• _TASK GOAL_: Copy every line of the data in which the word "的共轭复数是" occurs.

Dataset entries
--- Begin ---
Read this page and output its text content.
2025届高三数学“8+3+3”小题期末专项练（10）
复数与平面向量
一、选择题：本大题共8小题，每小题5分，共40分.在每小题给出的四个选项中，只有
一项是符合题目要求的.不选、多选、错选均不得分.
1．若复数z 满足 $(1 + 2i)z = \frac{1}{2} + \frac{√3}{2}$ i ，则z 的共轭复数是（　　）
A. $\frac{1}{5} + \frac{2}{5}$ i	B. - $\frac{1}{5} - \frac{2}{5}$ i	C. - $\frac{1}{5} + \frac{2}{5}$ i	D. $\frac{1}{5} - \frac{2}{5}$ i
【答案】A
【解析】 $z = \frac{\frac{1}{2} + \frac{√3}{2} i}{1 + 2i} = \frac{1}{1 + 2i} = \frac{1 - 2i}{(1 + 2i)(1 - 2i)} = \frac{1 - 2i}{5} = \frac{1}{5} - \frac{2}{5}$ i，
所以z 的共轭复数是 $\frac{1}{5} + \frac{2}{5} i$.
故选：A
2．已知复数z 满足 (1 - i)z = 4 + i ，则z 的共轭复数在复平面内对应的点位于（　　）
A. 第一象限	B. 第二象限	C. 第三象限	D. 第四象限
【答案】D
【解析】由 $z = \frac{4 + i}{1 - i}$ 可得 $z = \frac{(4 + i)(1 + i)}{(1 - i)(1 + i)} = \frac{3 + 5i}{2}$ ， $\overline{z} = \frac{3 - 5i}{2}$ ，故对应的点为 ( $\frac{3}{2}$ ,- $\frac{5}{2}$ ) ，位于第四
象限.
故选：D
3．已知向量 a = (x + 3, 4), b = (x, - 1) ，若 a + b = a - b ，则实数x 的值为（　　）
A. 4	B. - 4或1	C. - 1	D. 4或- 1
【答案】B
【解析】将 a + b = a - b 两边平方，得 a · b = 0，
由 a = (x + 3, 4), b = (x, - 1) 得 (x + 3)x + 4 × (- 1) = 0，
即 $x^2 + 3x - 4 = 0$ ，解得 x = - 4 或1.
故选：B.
--- End ---
• _COMPLETE ANSWER_:
1．若复数z 满足 $(1 + 2i)z = \frac{1}{2} + \frac{√3}{2}$ i ，则z 的共轭复数是（　　）
所以z 的共轭复数是 $\frac{1}{5} + \frac{2}{5} i$.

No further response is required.